* Start Provided data *

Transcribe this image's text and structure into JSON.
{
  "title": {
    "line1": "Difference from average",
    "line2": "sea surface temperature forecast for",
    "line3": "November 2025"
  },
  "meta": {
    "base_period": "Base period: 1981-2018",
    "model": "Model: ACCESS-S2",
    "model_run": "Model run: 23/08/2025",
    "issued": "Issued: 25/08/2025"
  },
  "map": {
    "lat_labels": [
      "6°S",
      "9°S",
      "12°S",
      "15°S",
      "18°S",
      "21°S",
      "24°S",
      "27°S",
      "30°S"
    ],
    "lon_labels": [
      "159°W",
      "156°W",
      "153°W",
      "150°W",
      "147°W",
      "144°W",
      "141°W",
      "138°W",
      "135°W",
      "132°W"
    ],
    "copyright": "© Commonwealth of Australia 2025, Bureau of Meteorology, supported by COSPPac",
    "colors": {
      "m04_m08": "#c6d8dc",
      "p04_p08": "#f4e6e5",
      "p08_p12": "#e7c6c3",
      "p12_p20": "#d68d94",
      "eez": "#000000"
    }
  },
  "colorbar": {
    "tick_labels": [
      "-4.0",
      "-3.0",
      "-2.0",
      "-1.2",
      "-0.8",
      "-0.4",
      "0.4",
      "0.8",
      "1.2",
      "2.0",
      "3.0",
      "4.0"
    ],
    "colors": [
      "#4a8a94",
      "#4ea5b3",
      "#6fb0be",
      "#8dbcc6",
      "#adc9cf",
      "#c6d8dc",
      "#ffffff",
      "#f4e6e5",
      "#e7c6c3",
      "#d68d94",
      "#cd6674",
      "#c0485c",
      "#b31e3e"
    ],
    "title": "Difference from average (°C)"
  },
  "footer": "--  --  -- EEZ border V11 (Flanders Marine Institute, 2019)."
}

* End Provided data *

■ Written task
Determine the number of lines in the listing that contain the string "from". Write that number and nothing else.

■ Task result
2